#### [PROBLEM TO SOLVE]
Your task is to locate every line holding the string "Anschlüsse" and to copy each of them.

═══ MATERIAL SHOWN ═══

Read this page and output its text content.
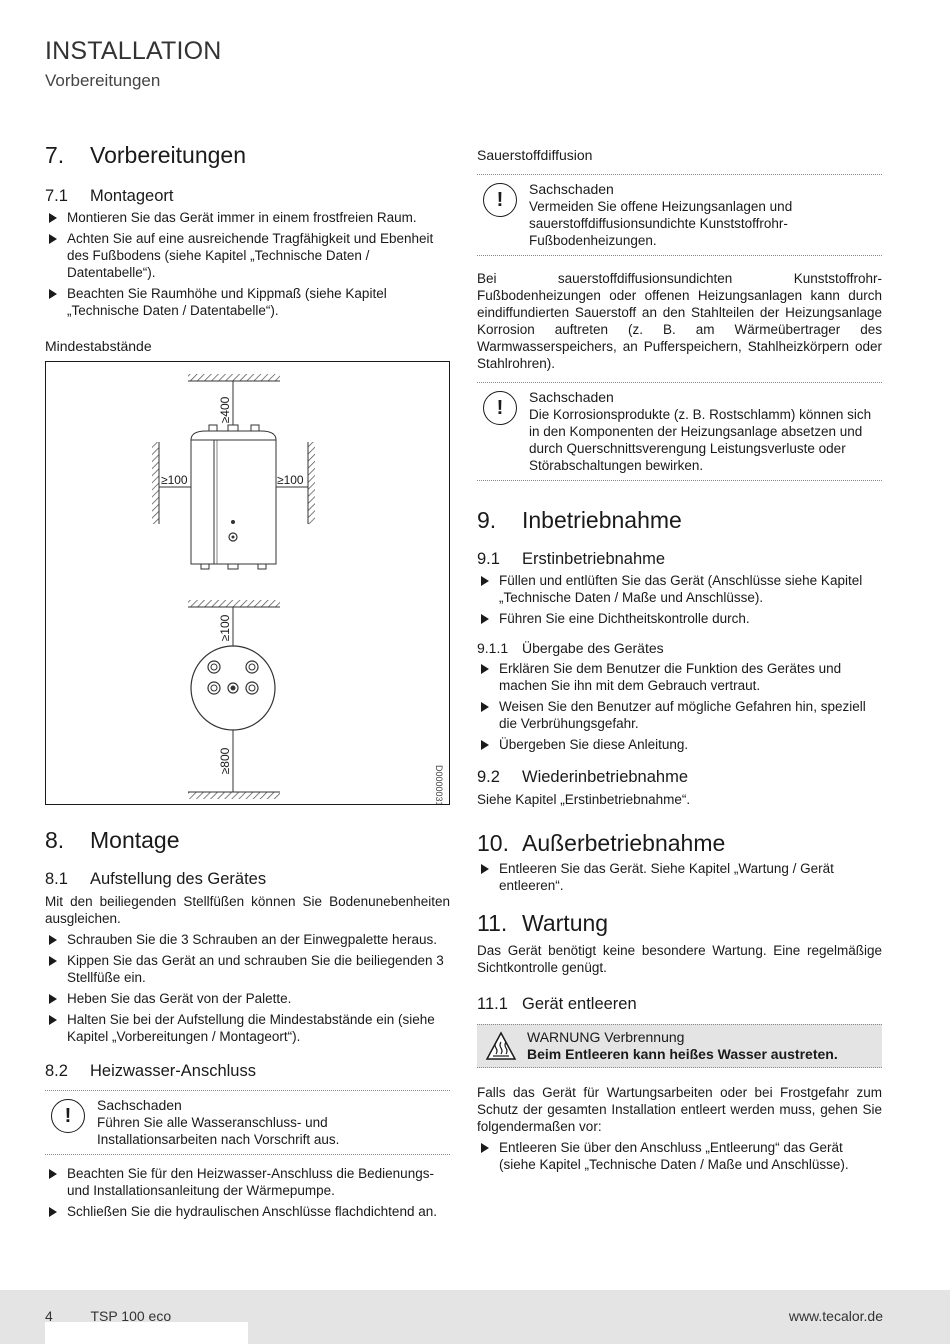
INSTALLATION
Vorbereitungen
7.	Vorbereitungen
7.1	Montageort
Montieren Sie das Gerät immer in einem frostfreien Raum.
Achten Sie auf eine ausreichende Tragfähigkeit und Ebenheit des Fußbodens (siehe Kapitel „Technische Daten / Datentabelle“).
Beachten Sie Raumhöhe und Kippmaß (siehe Kapitel „Technische Daten / Datentabelle“).
Mindestabstände
≥400
≥100	≥100
≥100
≥800
D0000031321
8.	Montage
8.1	Aufstellung des Gerätes

Mit den beiliegenden Stellfüßen können Sie Bodenunebenheiten ausgleichen.

Schrauben Sie die 3 Schrauben an der Einwegpalette heraus.
Kippen Sie das Gerät an und schrauben Sie die beiliegenden 3 Stellfüße ein.
Heben Sie das Gerät von der Palette.
Halten Sie bei der Aufstellung die Mindestabstände ein (siehe Kapitel „Vorbereitungen / Montageort“).
8.2	Heizwasser-Anschluss
!	Sachschaden
Führen Sie alle Wasseranschluss- und Installationsarbeiten nach Vorschrift aus.
Beachten Sie für den Heizwasser-Anschluss die Bedienungs- und Installationsanleitung der Wärmepumpe.
Schließen Sie die hydraulischen Anschlüsse flachdichtend an.
Sauerstoffdiffusion
!	Sachschaden
Vermeiden Sie offene Heizungsanlagen und sauerstoffdiffusionsundichte Kunststoffrohr-Fußbodenheizungen.

Bei sauerstoffdiffusionsundichten Kunststoffrohr-Fußbodenheizungen oder offenen Heizungsanlagen kann durch eindiffundierten Sauerstoff an den Stahlteilen der Heizungsanlage Korrosion auftreten (z. B. am Wärmeübertrager des Warmwasserspeichers, an Pufferspeichern, Stahlheizkörpern oder Stahlrohren).

!	Sachschaden
Die Korrosionsprodukte (z. B. Rostschlamm) können sich in den Komponenten der Heizungsanlage absetzen und durch Querschnittsverengung Leistungsverluste oder Störabschaltungen bewirken.
9.	Inbetriebnahme
9.1	Erstinbetriebnahme
Füllen und entlüften Sie das Gerät (Anschlüsse siehe Kapitel „Technische Daten / Maße und Anschlüsse).
Führen Sie eine Dichtheitskontrolle durch.
9.1.1 Übergabe des Gerätes
Erklären Sie dem Benutzer die Funktion des Gerätes und machen Sie ihn mit dem Gebrauch vertraut.
Weisen Sie den Benutzer auf mögliche Gefahren hin, speziell die Verbrühungsgefahr.
Übergeben Sie diese Anleitung.
9.2	Wiederinbetriebnahme

Siehe Kapitel „Erstinbetriebnahme“.

10. Außerbetriebnahme
Entleeren Sie das Gerät. Siehe Kapitel „Wartung / Gerät entleeren“.
11. Wartung

Das Gerät benötigt keine besondere Wartung. Eine regelmäßige Sichtkontrolle genügt.

11.1 Gerät entleeren
WARNUNG Verbrennung
Beim Entleeren kann heißes Wasser austreten.

Falls das Gerät für Wartungsarbeiten oder bei Frostgefahr zum Schutz der gesamten Installation entleert werden muss, gehen Sie folgendermaßen vor:

Entleeren Sie über den Anschluss „Entleerung“ das Gerät (siehe Kapitel „Technische Daten / Maße und Anschlüsse).
4	TSP 100 eco	www.tecalor.de
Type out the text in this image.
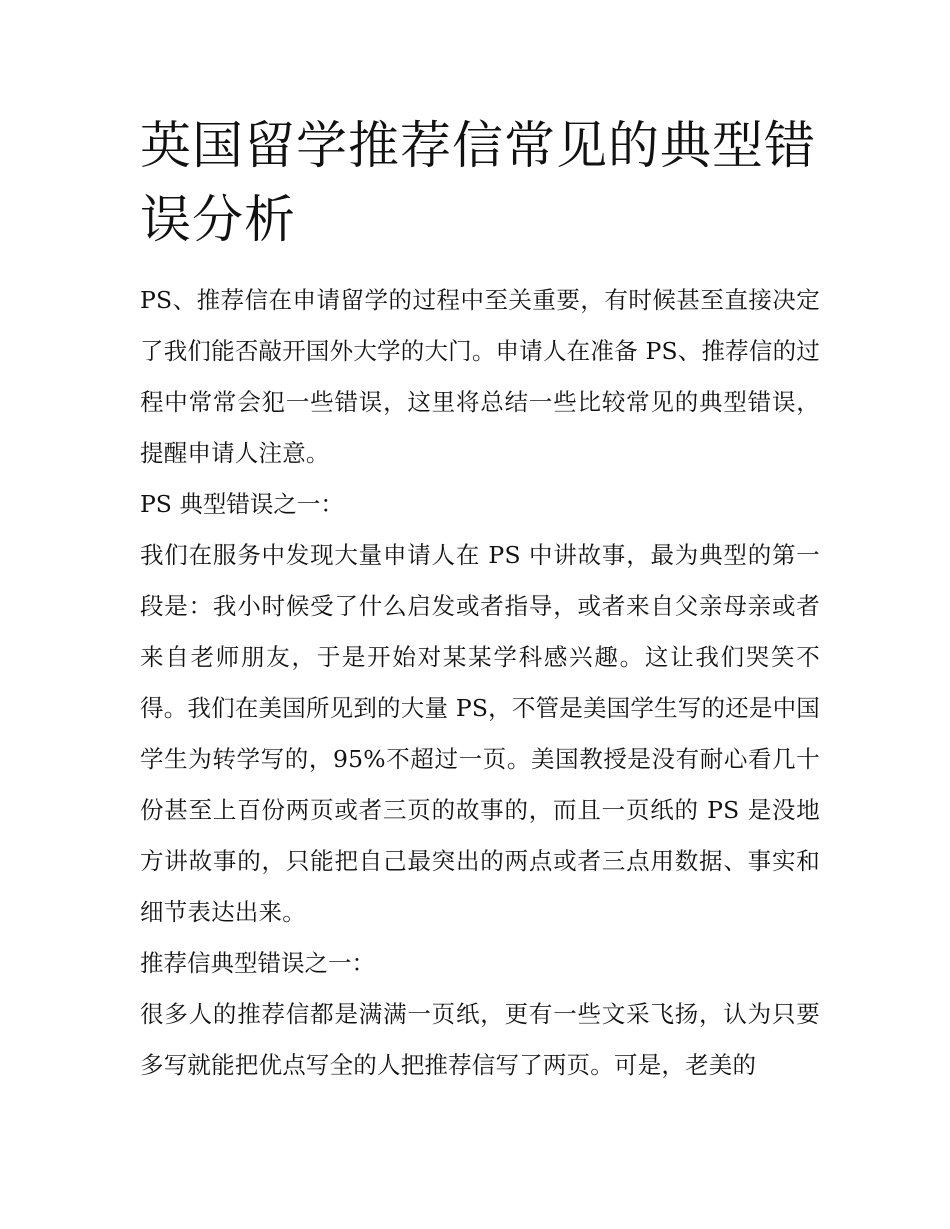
英国留学推荐信常见的典型错误分析

PS、推荐信在申请留学的过程中至关重要，有时候甚至直接决定了我们能否敲开国外大学的大门。申请人在准备 PS、推荐信的过程中常常会犯一些错误，这里将总结一些比较常见的典型错误，提醒申请人注意。

PS 典型错误之一：

我们在服务中发现大量申请人在 PS 中讲故事，最为典型的第一段是：我小时候受了什么启发或者指导，或者来自父亲母亲或者来自老师朋友，于是开始对某某学科感兴趣。这让我们哭笑不得。我们在美国所见到的大量 PS，不管是美国学生写的还是中国学生为转学写的，95%不超过一页。美国教授是没有耐心看几十份甚至上百份两页或者三页的故事的，而且一页纸的 PS 是没地方讲故事的，只能把自己最突出的两点或者三点用数据、事实和细节表达出来。

推荐信典型错误之一：

很多人的推荐信都是满满一页纸，更有一些文采飞扬，认为只要多写就能把优点写全的人把推荐信写了两页。可是，老美的
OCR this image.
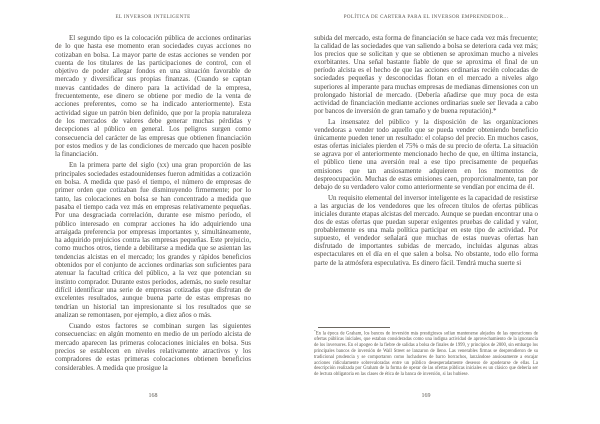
EL INVERSOR INTELIGENTE

El segundo tipo es la colocación pública de acciones ordinarias de lo que hasta ese momento eran sociedades cuyas acciones no cotizaban en bolsa. La mayor parte de estas acciones se venden por cuenta de los titulares de las participaciones de control, con el objetivo de poder allegar fondos en una situación favorable de mercado y diversificar sus propias finanzas. (Cuando se captan nuevas cantidades de dinero para la actividad de la empresa, frecuentemente, ese dinero se obtiene por medio de la venta de acciones preferentes, como se ha indicado anteriormente). Esta actividad sigue un patrón bien definido, que por la propia naturaleza de los mercados de valores debe generar muchas pérdidas y decepciones al público en general. Los peligros surgen como consecuencia del carácter de las empresas que obtienen financiación por estos medios y de las condiciones de mercado que hacen posible la financiación.

En la primera parte del siglo (xx) una gran proporción de las principales sociedades estadounidenses fueron admitidas a cotización en bolsa. A medida que pasó el tiempo, el número de empresas de primer orden que cotizaban fue disminuyendo firmemente; por lo tanto, las colocaciones en bolsa se han concentrado a medida que pasaba el tiempo cada vez más en empresas relativamente pequeñas. Por una desgraciada correlación, durante ese mismo período, el público interesado en comprar acciones ha ido adquiriendo una arraigada preferencia por empresas importantes y, simultáneamente, ha adquirido prejuicios contra las empresas pequeñas. Este prejuicio, como muchos otros, tiende a debilitarse a medida que se asientan las tendencias alcistas en el mercado; los grandes y rápidos beneficios obtenidos por el conjunto de acciones ordinarias son suficientes para atenuar la facultad crítica del público, a la vez que potencian su instinto comprador. Durante estos períodos, además, no suele resultar difícil identificar una serie de empresas cotizadas que disfrutan de excelentes resultados, aunque buena parte de estas empresas no tendrían un historial tan impresionante si los resultados que se analizan se remontasen, por ejemplo, a diez años o más.

Cuando estos factores se combinan surgen las siguientes consecuencias: en algún momento en medio de un período alcista de mercado aparecen las primeras colocaciones iniciales en bolsa. Sus precios se establecen en niveles relativamente atractivos y los compradores de estas primeras colocaciones obtienen beneficios considerables. A medida que prosigue la

168
POLÍTICA DE CARTERA PARA EL INVERSOR EMPRENDEDOR...

subida del mercado, esta forma de financiación se hace cada vez más frecuente; la calidad de las sociedades que van saliendo a bolsa se deteriora cada vez más; los precios que se solicitan y que se obtienen se aproximan mucho a niveles exorbitantes. Una señal bastante fiable de que se aproxima el final de un período alcista es el hecho de que las acciones ordinarias recién colocadas de sociedades pequeñas y desconocidas flotan en el mercado a niveles algo superiores al imperante para muchas empresas de medianas dimensiones con un prolongado historial de mercado. (Debería añadirse que muy poca de esta actividad de financiación mediante acciones ordinarias suele ser llevada a cabo por bancos de inversión de gran tamaño y de buena reputación).*

La insensatez del público y la disposición de las organizaciones vendedoras a vender todo aquello que se pueda vender obteniendo beneficio únicamente pueden tener un resultado: el colapso del precio. En muchos casos, estas ofertas iniciales pierden el 75% o más de su precio de oferta. La situación se agrava por el anteriormente mencionado hecho de que, en última instancia, el público tiene una aversión real a ese tipo precisamente de pequeñas emisiones que tan ansiosamente adquieren en los momentos de despreocupación. Muchas de estas emisiones caen, proporcionalmente, tan por debajo de su verdadero valor como anteriormente se vendían por encima de él.

Un requisito elemental del inversor inteligente es la capacidad de resistirse a las argucias de los vendedores que les ofrecen títulos de ofertas públicas iniciales durante etapas alcistas del mercado. Aunque se puedan encontrar una o dos de estas ofertas que puedan superar exigentes pruebas de calidad y valor, probablemente es una mala política participar en este tipo de actividad. Por supuesto, el vendedor señalará que muchas de estas nuevas ofertas han disfrutado de importantes subidas de mercado, incluidas algunas alzas espectaculares en el día en el que salen a bolsa. No obstante, todo ello forma parte de la atmósfera especulativa. Es dinero fácil. Tendrá mucha suerte si

*En la época de Graham, los bancos de inversión más prestigiosos solían mantenerse alejados de las operaciones de ofertas públicas iniciales, que estaban consideradas como una indigna actividad de aprovechamiento de la ignorancia de los inversores. En el apogeo de la fiebre de salidas a bolsa de finales de 1999, y principios de 2000, sin embargo los principales bancos de inversión de Wall Street se lanzaron de lleno. Las venerables firmas se desprendieron de su tradicional prudencia y se comportaron como luchadores de barro borrachos, lanzándose ansiosamente a encajar acciones ridículamente sobrevaloradas entre un público desesperadamente deseoso de apoderarse de ellas. La descripción realizada por Graham de la forma de operar de las ofertas públicas iniciales es un clásico que debería ser de lectura obligatoria en las clases de ética de la banca de inversión, si las hubiese.

169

═══

#### [SOLUTION BELOW]
Schließen Sie die hydraulischen Anschlüsse flachdichtend an.
Füllen und entlüften Sie das Gerät (Anschlüsse siehe Kapitel „Technische Daten / Maße und Anschlüsse).
Entleeren Sie über den Anschluss „Entleerung“ das Gerät (siehe Kapitel „Technische Daten / Maße und Anschlüsse).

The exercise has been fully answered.